:: Material supplied ::

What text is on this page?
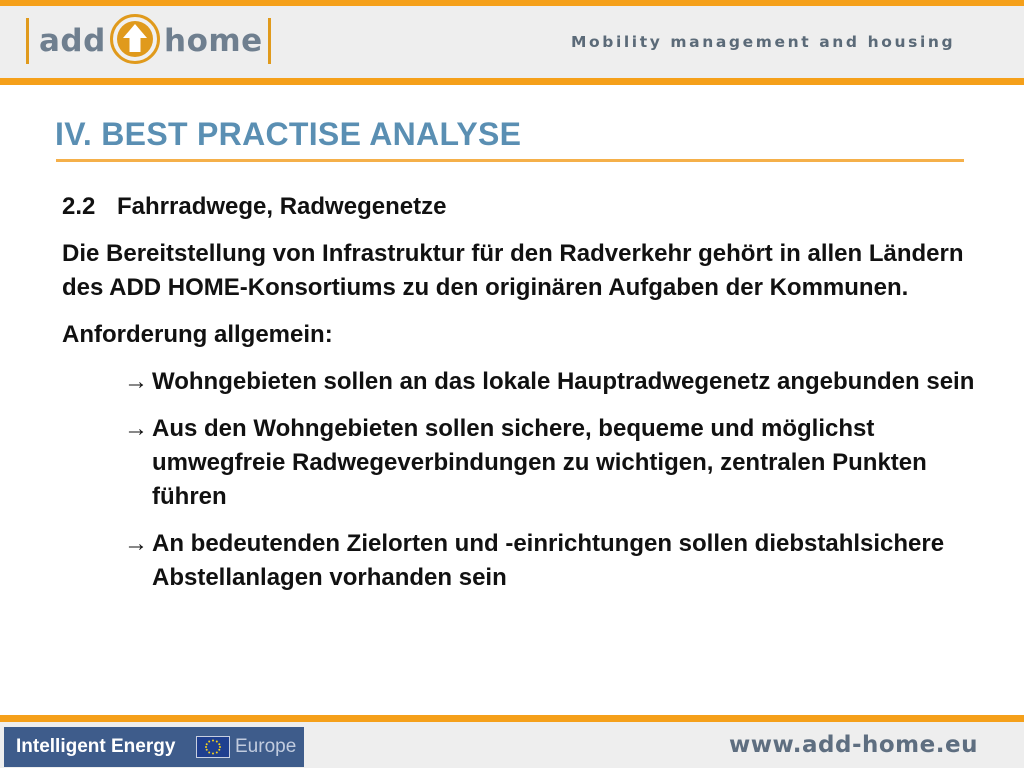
add home	Mobility management and housing
IV. BEST PRACTISE ANALYSE
2.2 Fahrradwege, Radwegenetze

Die Bereitstellung von Infrastruktur für den Radverkehr gehört in allen Ländern des ADD HOME-Konsortiums zu den originären Aufgaben der Kommunen.

Anforderung allgemein:

→ Wohngebieten sollen an das lokale Hauptradwegenetz angebunden sein
→ Aus den Wohngebieten sollen sichere, bequeme und möglichst umwegfreie Radwegeverbindungen zu wichtigen, zentralen Punkten führen
→ An bedeutenden Zielorten und -einrichtungen sollen diebstahlsichere Abstellanlagen vorhanden sein
Intelligent Energy	Europe	www.add-home.eu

:::

• Requirements
Exactly reproduce the entries above, minus the pictures.

• Answer in full
What text is on this page?
add home	Mobility management and housing
IV. BEST PRACTISE ANALYSE
2.2 Fahrradwege, Radwegenetze

Die Bereitstellung von Infrastruktur für den Radverkehr gehört in allen Ländern des ADD HOME-Konsortiums zu den originären Aufgaben der Kommunen.

Anforderung allgemein:

→ Wohngebieten sollen an das lokale Hauptradwegenetz angebunden sein
→ Aus den Wohngebieten sollen sichere, bequeme und möglichst umwegfreie Radwegeverbindungen zu wichtigen, zentralen Punkten führen
→ An bedeutenden Zielorten und -einrichtungen sollen diebstahlsichere Abstellanlagen vorhanden sein
Intelligent Energy	Europe	www.add-home.eu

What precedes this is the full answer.